> [To do] Retype every entry in its entirety, without alteration.

> [Information provided]
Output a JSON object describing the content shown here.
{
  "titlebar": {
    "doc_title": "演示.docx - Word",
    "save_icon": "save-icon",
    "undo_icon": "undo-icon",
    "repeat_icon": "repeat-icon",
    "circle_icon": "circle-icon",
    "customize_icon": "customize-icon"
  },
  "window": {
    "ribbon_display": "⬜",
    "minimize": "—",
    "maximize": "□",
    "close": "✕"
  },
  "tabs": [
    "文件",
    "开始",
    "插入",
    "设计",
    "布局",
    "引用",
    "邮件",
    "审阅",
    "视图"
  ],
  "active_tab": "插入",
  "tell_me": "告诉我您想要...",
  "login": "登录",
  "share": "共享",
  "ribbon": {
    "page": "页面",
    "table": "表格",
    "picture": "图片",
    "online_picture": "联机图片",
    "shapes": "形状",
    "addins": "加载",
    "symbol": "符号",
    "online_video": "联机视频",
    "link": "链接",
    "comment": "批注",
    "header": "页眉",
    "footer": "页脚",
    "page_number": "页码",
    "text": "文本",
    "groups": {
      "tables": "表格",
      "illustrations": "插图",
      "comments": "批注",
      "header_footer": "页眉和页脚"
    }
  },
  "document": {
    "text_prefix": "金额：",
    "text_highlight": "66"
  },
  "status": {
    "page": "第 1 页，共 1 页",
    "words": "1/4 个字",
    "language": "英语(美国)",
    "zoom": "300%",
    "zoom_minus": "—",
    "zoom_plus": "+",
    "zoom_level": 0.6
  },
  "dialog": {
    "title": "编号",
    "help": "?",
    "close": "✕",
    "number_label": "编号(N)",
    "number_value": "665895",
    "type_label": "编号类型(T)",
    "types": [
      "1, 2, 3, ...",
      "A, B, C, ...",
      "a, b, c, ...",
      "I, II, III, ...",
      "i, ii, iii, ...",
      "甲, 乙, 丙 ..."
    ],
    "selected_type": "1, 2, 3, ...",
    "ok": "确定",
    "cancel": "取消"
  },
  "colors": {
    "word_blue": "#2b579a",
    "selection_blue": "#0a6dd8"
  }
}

> [Solution to this task]
Output a JSON object describing the content shown here.
{
  "titlebar": {
    "doc_title": "演示.docx - Word",
    "save_icon": "save-icon",
    "undo_icon": "undo-icon",
    "repeat_icon": "repeat-icon",
    "circle_icon": "circle-icon",
    "customize_icon": "customize-icon"
  },
  "window": {
    "ribbon_display": "⬜",
    "minimize": "—",
    "maximize": "□",
    "close": "✕"
  },
  "tabs": [
    "文件",
    "开始",
    "插入",
    "设计",
    "布局",
    "引用",
    "邮件",
    "审阅",
    "视图"
  ],
  "active_tab": "插入",
  "tell_me": "告诉我您想要...",
  "login": "登录",
  "share": "共享",
  "ribbon": {
    "page": "页面",
    "table": "表格",
    "picture": "图片",
    "online_picture": "联机图片",
    "shapes": "形状",
    "addins": "加载",
    "symbol": "符号",
    "online_video": "联机视频",
    "link": "链接",
    "comment": "批注",
    "header": "页眉",
    "footer": "页脚",
    "page_number": "页码",
    "text": "文本",
    "groups": {
      "tables": "表格",
      "illustrations": "插图",
      "comments": "批注",
      "header_footer": "页眉和页脚"
    }
  },
  "document": {
    "text_prefix": "金额：",
    "text_highlight": "66"
  },
  "status": {
    "page": "第 1 页，共 1 页",
    "words": "1/4 个字",
    "language": "英语(美国)",
    "zoom": "300%",
    "zoom_minus": "—",
    "zoom_plus": "+",
    "zoom_level": 0.6
  },
  "dialog": {
    "title": "编号",
    "help": "?",
    "close": "✕",
    "number_label": "编号(N)",
    "number_value": "665895",
    "type_label": "编号类型(T)",
    "types": [
      "1, 2, 3, ...",
      "A, B, C, ...",
      "a, b, c, ...",
      "I, II, III, ...",
      "i, ii, iii, ...",
      "甲, 乙, 丙 ..."
    ],
    "selected_type": "1, 2, 3, ...",
    "ok": "确定",
    "cancel": "取消"
  },
  "colors": {
    "word_blue": "#2b579a",
    "selection_blue": "#0a6dd8"
  }
}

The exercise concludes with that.